Gather all lines with "真儿戏耳" from the records.
# START OF RAW RECORDS
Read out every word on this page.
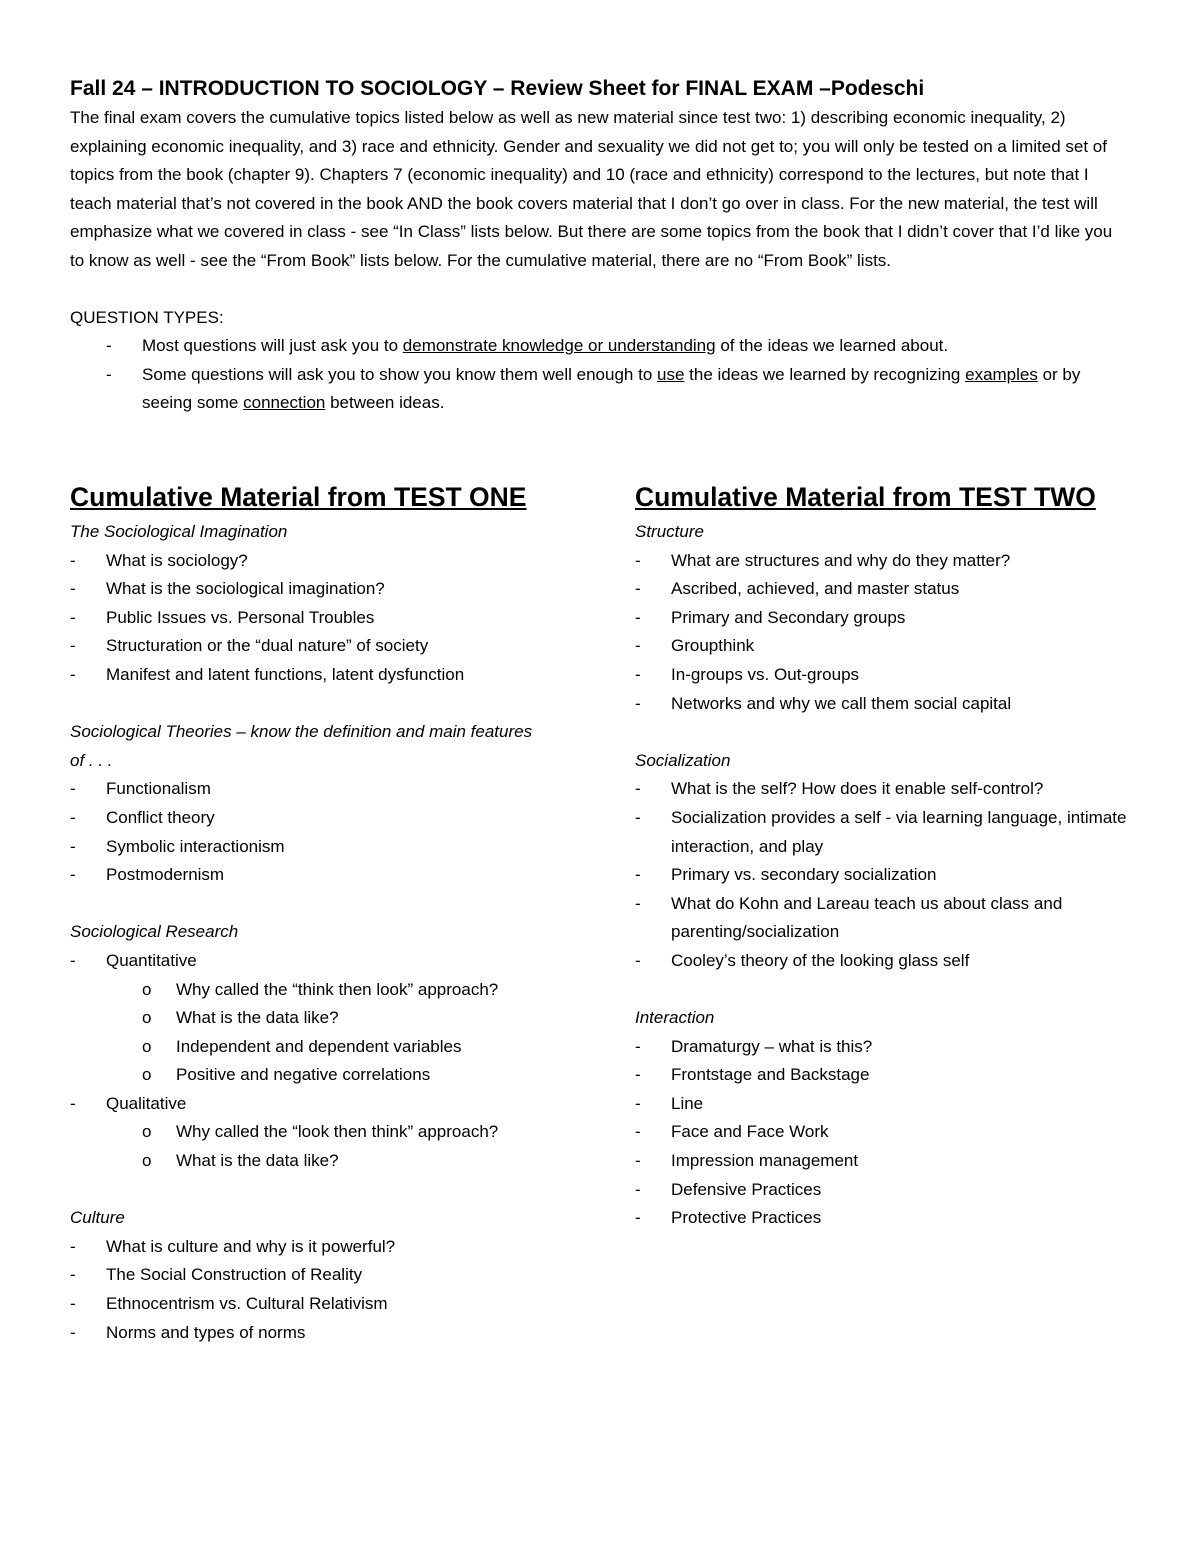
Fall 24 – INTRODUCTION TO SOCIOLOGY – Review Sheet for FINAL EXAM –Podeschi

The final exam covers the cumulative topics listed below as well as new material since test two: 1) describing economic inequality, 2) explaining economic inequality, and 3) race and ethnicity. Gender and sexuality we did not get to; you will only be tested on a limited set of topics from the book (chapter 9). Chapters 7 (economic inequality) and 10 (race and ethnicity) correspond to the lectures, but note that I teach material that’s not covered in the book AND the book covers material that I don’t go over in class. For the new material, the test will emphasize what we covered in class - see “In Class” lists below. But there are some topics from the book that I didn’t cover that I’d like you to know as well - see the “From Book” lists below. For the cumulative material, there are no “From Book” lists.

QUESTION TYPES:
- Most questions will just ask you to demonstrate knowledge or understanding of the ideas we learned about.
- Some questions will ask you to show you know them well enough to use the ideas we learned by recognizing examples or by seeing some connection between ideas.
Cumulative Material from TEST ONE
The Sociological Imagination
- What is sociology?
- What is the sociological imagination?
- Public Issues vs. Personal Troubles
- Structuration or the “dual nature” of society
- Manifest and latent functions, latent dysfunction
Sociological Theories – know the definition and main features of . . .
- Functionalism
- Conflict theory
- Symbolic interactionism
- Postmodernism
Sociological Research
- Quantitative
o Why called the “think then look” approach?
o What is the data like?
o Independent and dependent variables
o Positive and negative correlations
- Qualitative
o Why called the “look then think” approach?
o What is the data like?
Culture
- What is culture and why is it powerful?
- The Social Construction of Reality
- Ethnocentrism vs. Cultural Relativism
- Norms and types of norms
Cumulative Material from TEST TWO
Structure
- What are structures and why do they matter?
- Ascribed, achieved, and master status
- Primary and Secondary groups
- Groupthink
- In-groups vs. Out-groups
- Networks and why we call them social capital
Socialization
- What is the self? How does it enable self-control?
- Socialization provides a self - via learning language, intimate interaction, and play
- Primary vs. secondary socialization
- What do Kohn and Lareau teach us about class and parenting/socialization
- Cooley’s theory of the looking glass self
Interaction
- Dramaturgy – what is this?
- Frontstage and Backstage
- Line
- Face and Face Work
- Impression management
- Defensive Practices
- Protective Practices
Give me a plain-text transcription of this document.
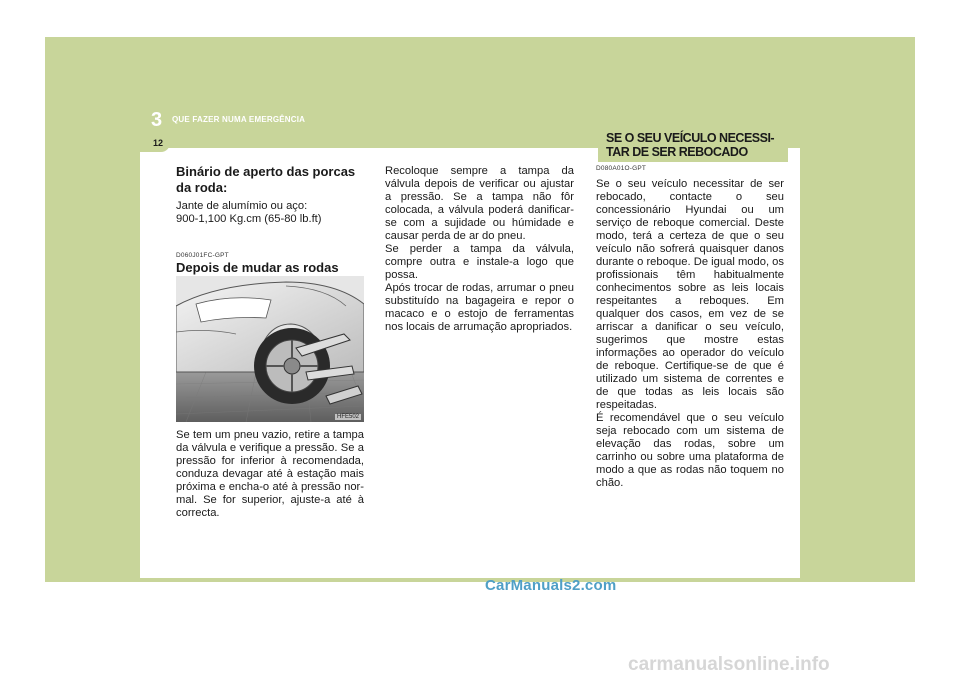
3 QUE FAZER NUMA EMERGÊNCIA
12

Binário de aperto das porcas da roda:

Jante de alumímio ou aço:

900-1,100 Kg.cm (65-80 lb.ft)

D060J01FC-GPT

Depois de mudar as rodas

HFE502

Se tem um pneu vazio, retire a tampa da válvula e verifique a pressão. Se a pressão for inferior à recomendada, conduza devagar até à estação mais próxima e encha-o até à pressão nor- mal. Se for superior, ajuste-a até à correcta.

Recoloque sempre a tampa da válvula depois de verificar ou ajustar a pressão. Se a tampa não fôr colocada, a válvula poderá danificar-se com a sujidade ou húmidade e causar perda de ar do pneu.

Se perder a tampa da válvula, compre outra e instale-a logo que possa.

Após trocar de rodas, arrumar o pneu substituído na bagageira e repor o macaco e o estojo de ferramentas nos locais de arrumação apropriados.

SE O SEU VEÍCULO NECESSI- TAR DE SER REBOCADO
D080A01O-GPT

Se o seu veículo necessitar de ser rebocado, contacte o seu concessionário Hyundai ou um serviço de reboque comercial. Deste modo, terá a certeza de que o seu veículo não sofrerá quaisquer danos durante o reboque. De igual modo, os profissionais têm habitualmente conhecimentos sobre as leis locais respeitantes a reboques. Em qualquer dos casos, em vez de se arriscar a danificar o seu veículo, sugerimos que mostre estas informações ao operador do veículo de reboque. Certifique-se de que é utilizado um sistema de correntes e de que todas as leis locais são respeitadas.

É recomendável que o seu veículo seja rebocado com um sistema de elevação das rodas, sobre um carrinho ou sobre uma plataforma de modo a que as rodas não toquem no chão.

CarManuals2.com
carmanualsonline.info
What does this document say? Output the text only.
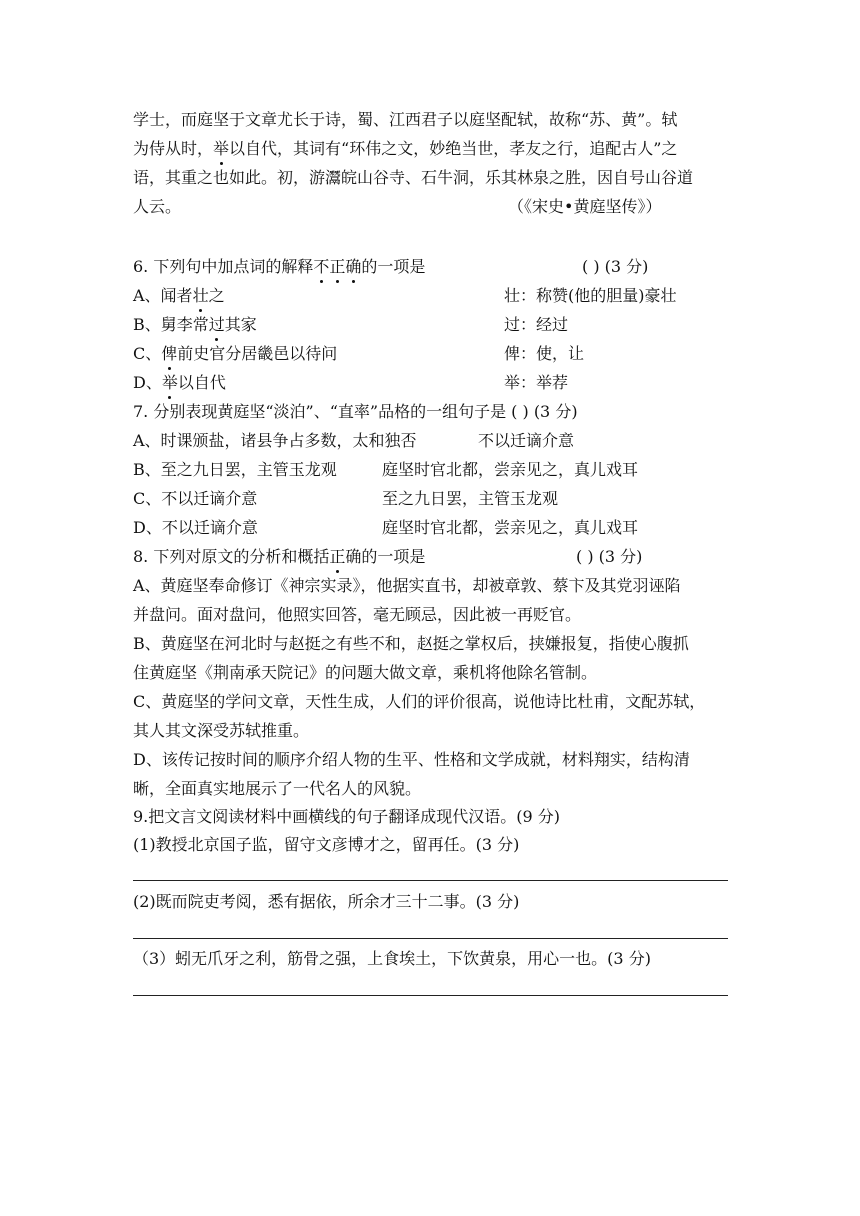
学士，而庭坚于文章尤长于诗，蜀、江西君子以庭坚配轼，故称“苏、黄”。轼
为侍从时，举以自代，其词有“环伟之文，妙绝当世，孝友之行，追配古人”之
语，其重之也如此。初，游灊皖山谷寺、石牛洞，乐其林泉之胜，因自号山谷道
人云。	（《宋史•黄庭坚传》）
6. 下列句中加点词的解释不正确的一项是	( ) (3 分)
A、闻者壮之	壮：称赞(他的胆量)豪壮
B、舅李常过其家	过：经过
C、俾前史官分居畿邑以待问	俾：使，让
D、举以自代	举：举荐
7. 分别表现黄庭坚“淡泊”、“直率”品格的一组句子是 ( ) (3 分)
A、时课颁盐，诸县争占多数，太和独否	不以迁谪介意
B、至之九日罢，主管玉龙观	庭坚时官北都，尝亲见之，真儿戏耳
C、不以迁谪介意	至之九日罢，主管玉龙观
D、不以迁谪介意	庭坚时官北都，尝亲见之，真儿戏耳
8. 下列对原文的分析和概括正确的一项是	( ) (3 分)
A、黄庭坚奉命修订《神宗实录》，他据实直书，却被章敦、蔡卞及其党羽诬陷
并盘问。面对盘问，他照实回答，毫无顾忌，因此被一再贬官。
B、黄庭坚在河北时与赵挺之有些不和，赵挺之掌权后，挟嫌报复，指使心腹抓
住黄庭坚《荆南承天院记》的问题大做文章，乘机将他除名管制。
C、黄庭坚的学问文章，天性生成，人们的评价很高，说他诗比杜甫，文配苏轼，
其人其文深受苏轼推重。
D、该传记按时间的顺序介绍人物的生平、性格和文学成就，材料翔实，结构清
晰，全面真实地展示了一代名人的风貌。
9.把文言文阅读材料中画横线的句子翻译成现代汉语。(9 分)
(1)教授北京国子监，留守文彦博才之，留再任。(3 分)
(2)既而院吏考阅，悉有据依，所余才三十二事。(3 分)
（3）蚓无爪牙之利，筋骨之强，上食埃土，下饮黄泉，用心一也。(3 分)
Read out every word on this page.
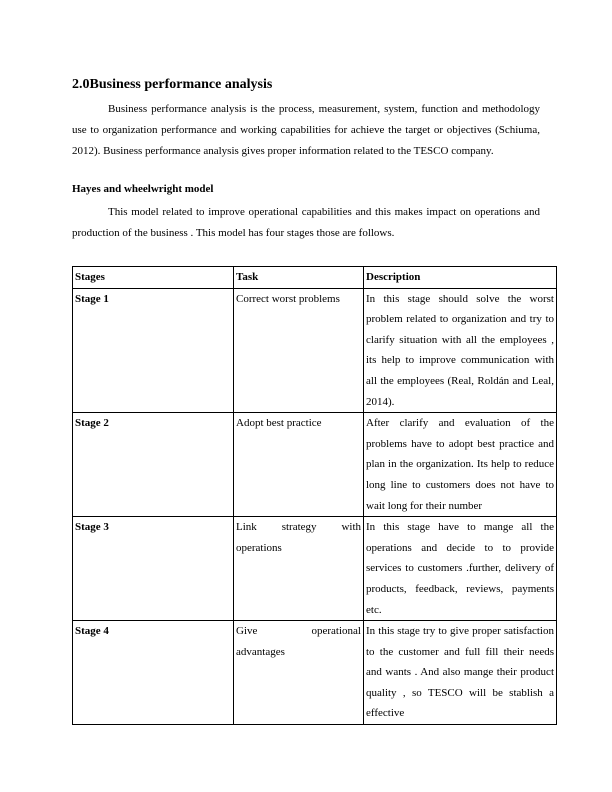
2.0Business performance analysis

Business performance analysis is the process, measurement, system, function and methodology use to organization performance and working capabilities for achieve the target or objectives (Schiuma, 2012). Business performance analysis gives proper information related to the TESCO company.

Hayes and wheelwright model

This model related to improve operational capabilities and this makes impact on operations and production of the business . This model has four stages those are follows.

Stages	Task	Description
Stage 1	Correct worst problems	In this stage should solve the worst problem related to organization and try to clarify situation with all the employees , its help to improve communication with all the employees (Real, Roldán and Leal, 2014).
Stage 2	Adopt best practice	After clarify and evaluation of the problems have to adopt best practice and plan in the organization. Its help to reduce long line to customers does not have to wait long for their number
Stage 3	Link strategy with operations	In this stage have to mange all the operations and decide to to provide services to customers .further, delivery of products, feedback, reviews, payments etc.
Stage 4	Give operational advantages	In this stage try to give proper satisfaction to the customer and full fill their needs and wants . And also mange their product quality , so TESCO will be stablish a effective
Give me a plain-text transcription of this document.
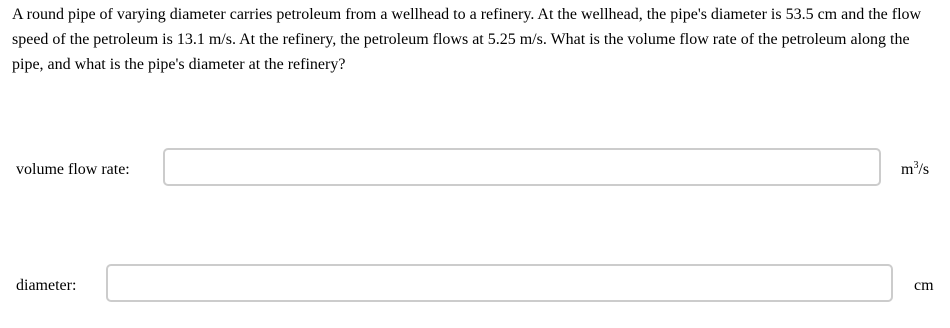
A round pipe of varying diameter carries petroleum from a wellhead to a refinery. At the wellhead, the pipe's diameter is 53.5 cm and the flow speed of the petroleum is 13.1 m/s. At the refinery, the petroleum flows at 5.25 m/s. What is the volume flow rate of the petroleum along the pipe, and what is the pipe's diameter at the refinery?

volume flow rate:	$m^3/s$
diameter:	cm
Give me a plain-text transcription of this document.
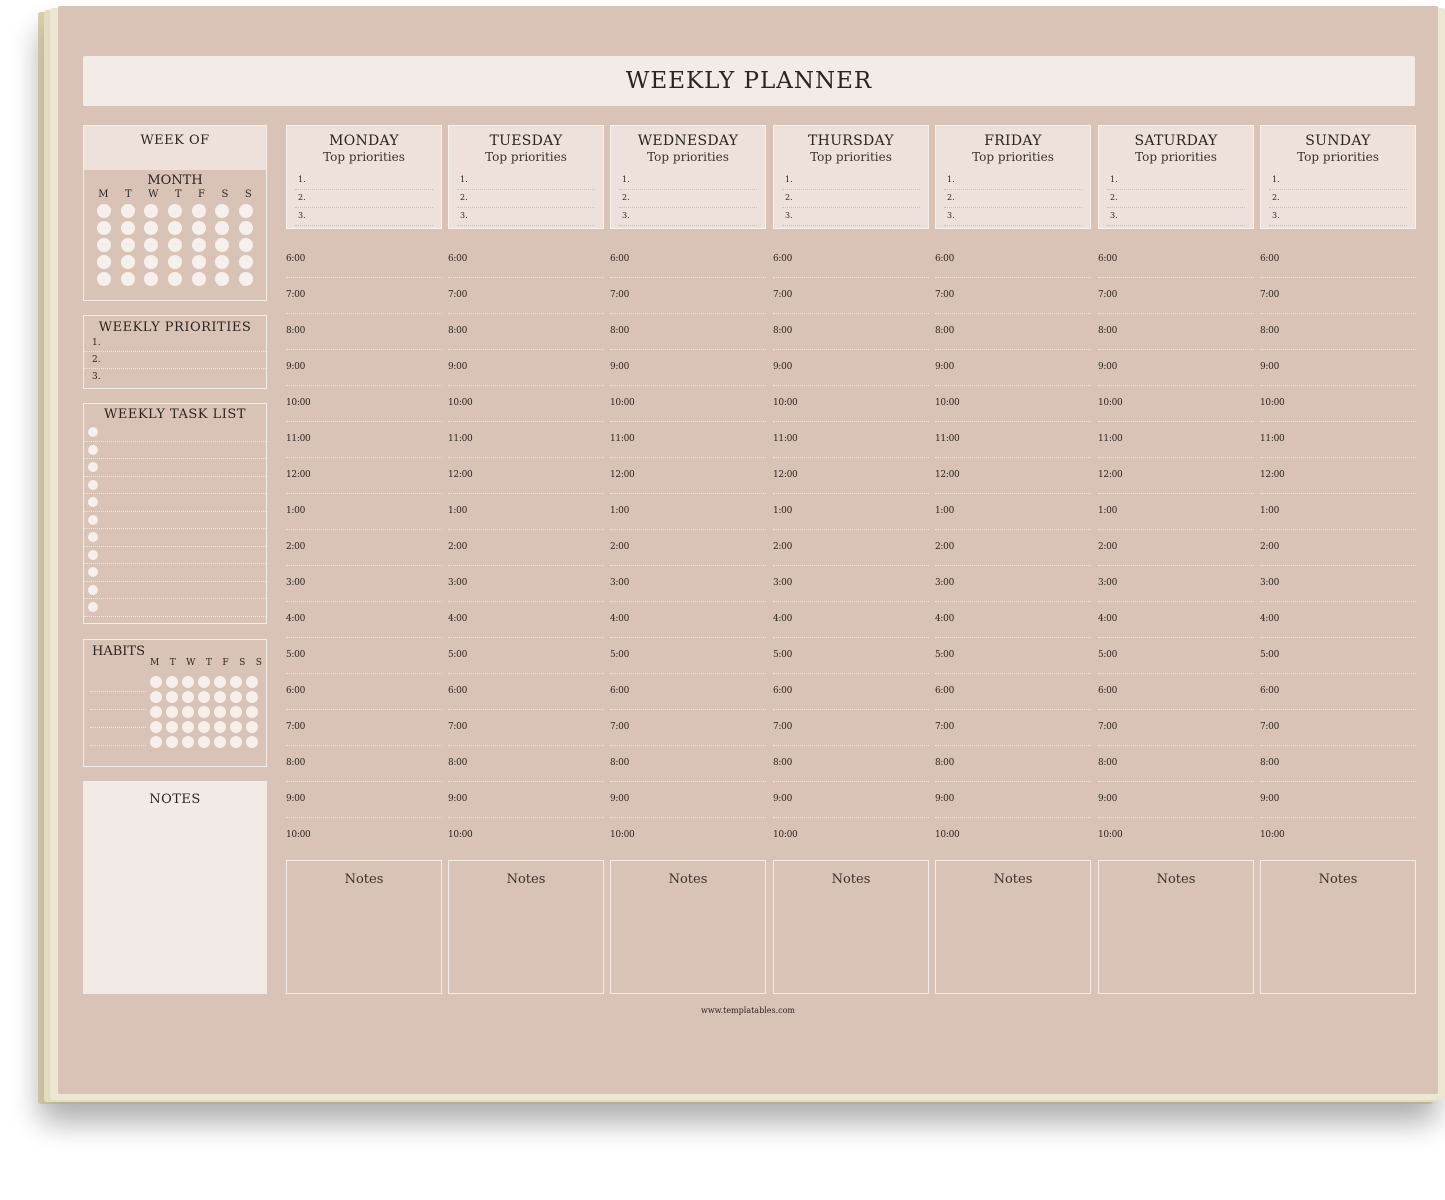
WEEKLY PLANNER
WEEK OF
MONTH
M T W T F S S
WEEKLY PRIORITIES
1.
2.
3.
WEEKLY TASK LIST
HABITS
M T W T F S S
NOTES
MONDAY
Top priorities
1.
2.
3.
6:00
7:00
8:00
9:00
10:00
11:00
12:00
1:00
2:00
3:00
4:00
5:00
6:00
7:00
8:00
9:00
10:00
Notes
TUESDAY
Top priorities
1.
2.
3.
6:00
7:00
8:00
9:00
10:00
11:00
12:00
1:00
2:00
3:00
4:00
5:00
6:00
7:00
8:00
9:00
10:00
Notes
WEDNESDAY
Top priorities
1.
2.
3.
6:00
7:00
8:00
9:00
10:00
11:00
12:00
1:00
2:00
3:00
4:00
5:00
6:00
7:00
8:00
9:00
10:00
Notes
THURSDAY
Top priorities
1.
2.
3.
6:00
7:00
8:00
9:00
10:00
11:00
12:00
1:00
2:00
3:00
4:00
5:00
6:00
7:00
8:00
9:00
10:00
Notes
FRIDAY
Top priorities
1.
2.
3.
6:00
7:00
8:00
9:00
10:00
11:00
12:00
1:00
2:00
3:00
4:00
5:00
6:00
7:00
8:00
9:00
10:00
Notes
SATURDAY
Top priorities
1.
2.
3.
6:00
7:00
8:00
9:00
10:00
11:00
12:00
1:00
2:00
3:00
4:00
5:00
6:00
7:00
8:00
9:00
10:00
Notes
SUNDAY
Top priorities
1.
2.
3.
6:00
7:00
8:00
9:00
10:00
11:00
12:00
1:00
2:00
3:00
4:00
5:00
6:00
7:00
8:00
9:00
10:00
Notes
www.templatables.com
# END OF RAW RECORDS
FINISHED TASK =
B、至之九日罢，主管玉龙观	庭坚时官北都，尝亲见之，真儿戏耳
D、不以迁谪介意	庭坚时官北都，尝亲见之，真儿戏耳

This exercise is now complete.